### EXERCISE INSTRUCTIONS
Take the data that follows and retype it word for word.

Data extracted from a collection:
>>>

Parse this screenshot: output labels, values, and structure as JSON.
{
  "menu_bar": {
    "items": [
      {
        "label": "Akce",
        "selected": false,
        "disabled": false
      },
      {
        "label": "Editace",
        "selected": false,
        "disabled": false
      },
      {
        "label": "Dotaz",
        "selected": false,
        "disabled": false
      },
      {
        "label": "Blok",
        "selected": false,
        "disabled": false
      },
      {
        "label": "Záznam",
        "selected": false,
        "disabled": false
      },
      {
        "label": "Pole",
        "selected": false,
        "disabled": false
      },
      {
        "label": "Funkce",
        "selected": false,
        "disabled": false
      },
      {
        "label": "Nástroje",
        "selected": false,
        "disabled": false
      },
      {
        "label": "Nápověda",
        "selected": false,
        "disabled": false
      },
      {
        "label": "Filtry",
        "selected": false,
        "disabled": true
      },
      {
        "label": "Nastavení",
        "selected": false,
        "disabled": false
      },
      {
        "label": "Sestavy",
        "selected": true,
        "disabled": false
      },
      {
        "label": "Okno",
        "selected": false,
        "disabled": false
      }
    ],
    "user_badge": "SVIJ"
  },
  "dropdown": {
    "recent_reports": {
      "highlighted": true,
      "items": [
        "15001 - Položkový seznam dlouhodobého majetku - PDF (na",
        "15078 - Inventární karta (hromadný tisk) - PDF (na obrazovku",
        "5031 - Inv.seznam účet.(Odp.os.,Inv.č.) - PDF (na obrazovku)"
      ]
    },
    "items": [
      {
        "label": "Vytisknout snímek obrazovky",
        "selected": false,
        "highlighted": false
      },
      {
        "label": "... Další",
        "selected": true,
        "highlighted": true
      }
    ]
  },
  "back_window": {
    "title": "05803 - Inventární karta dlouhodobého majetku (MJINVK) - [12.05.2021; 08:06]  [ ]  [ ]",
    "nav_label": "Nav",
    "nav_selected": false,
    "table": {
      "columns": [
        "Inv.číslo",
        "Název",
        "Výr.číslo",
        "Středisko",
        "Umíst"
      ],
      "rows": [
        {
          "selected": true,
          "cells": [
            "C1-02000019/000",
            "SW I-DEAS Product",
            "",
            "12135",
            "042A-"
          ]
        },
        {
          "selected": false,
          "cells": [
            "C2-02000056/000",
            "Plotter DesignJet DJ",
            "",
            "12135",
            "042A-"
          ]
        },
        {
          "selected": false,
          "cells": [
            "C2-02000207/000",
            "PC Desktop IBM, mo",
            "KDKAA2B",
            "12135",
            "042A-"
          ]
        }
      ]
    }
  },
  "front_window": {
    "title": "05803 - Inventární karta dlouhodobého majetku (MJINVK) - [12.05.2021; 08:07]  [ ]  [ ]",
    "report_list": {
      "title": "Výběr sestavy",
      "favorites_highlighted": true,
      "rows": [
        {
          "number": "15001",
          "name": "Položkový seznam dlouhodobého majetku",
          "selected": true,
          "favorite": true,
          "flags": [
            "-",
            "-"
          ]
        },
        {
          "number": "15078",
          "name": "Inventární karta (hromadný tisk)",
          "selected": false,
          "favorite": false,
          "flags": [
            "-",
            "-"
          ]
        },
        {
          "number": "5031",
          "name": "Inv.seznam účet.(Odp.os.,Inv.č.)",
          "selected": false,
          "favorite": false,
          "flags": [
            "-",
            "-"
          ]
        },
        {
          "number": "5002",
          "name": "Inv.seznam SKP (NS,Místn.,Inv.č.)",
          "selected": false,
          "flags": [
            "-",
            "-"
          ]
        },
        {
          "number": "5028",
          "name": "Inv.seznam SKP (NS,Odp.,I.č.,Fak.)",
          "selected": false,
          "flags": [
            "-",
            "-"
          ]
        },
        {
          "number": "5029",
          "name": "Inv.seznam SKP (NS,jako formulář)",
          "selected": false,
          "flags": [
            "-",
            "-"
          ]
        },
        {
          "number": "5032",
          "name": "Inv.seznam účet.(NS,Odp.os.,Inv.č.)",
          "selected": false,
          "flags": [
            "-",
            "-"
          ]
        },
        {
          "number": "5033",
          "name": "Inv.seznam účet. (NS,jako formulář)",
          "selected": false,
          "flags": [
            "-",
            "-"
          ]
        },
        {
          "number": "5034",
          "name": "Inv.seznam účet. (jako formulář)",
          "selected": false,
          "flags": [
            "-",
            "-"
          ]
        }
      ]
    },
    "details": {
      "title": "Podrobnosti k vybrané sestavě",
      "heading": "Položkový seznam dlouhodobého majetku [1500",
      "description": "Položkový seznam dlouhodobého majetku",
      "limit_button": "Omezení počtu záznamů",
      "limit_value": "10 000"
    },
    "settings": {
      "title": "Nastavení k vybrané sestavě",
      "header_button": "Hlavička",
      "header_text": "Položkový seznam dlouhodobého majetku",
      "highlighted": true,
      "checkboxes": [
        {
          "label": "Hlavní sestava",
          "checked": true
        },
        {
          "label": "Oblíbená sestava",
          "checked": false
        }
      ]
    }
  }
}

<<<

### ANSWER TO THIS EXERCISE
Parse this screenshot: output labels, values, and structure as JSON.
{
  "menu_bar": {
    "items": [
      {
        "label": "Akce",
        "selected": false,
        "disabled": false
      },
      {
        "label": "Editace",
        "selected": false,
        "disabled": false
      },
      {
        "label": "Dotaz",
        "selected": false,
        "disabled": false
      },
      {
        "label": "Blok",
        "selected": false,
        "disabled": false
      },
      {
        "label": "Záznam",
        "selected": false,
        "disabled": false
      },
      {
        "label": "Pole",
        "selected": false,
        "disabled": false
      },
      {
        "label": "Funkce",
        "selected": false,
        "disabled": false
      },
      {
        "label": "Nástroje",
        "selected": false,
        "disabled": false
      },
      {
        "label": "Nápověda",
        "selected": false,
        "disabled": false
      },
      {
        "label": "Filtry",
        "selected": false,
        "disabled": true
      },
      {
        "label": "Nastavení",
        "selected": false,
        "disabled": false
      },
      {
        "label": "Sestavy",
        "selected": true,
        "disabled": false
      },
      {
        "label": "Okno",
        "selected": false,
        "disabled": false
      }
    ],
    "user_badge": "SVIJ"
  },
  "dropdown": {
    "recent_reports": {
      "highlighted": true,
      "items": [
        "15001 - Položkový seznam dlouhodobého majetku - PDF (na",
        "15078 - Inventární karta (hromadný tisk) - PDF (na obrazovku",
        "5031 - Inv.seznam účet.(Odp.os.,Inv.č.) - PDF (na obrazovku)"
      ]
    },
    "items": [
      {
        "label": "Vytisknout snímek obrazovky",
        "selected": false,
        "highlighted": false
      },
      {
        "label": "... Další",
        "selected": true,
        "highlighted": true
      }
    ]
  },
  "back_window": {
    "title": "05803 - Inventární karta dlouhodobého majetku (MJINVK) - [12.05.2021; 08:06]  [ ]  [ ]",
    "nav_label": "Nav",
    "nav_selected": false,
    "table": {
      "columns": [
        "Inv.číslo",
        "Název",
        "Výr.číslo",
        "Středisko",
        "Umíst"
      ],
      "rows": [
        {
          "selected": true,
          "cells": [
            "C1-02000019/000",
            "SW I-DEAS Product",
            "",
            "12135",
            "042A-"
          ]
        },
        {
          "selected": false,
          "cells": [
            "C2-02000056/000",
            "Plotter DesignJet DJ",
            "",
            "12135",
            "042A-"
          ]
        },
        {
          "selected": false,
          "cells": [
            "C2-02000207/000",
            "PC Desktop IBM, mo",
            "KDKAA2B",
            "12135",
            "042A-"
          ]
        }
      ]
    }
  },
  "front_window": {
    "title": "05803 - Inventární karta dlouhodobého majetku (MJINVK) - [12.05.2021; 08:07]  [ ]  [ ]",
    "report_list": {
      "title": "Výběr sestavy",
      "favorites_highlighted": true,
      "rows": [
        {
          "number": "15001",
          "name": "Položkový seznam dlouhodobého majetku",
          "selected": true,
          "favorite": true,
          "flags": [
            "-",
            "-"
          ]
        },
        {
          "number": "15078",
          "name": "Inventární karta (hromadný tisk)",
          "selected": false,
          "favorite": false,
          "flags": [
            "-",
            "-"
          ]
        },
        {
          "number": "5031",
          "name": "Inv.seznam účet.(Odp.os.,Inv.č.)",
          "selected": false,
          "favorite": false,
          "flags": [
            "-",
            "-"
          ]
        },
        {
          "number": "5002",
          "name": "Inv.seznam SKP (NS,Místn.,Inv.č.)",
          "selected": false,
          "flags": [
            "-",
            "-"
          ]
        },
        {
          "number": "5028",
          "name": "Inv.seznam SKP (NS,Odp.,I.č.,Fak.)",
          "selected": false,
          "flags": [
            "-",
            "-"
          ]
        },
        {
          "number": "5029",
          "name": "Inv.seznam SKP (NS,jako formulář)",
          "selected": false,
          "flags": [
            "-",
            "-"
          ]
        },
        {
          "number": "5032",
          "name": "Inv.seznam účet.(NS,Odp.os.,Inv.č.)",
          "selected": false,
          "flags": [
            "-",
            "-"
          ]
        },
        {
          "number": "5033",
          "name": "Inv.seznam účet. (NS,jako formulář)",
          "selected": false,
          "flags": [
            "-",
            "-"
          ]
        },
        {
          "number": "5034",
          "name": "Inv.seznam účet. (jako formulář)",
          "selected": false,
          "flags": [
            "-",
            "-"
          ]
        }
      ]
    },
    "details": {
      "title": "Podrobnosti k vybrané sestavě",
      "heading": "Položkový seznam dlouhodobého majetku [1500",
      "description": "Položkový seznam dlouhodobého majetku",
      "limit_button": "Omezení počtu záznamů",
      "limit_value": "10 000"
    },
    "settings": {
      "title": "Nastavení k vybrané sestavě",
      "header_button": "Hlavička",
      "header_text": "Položkový seznam dlouhodobého majetku",
      "highlighted": true,
      "checkboxes": [
        {
          "label": "Hlavní sestava",
          "checked": true
        },
        {
          "label": "Oblíbená sestava",
          "checked": false
        }
      ]
    }
  }
}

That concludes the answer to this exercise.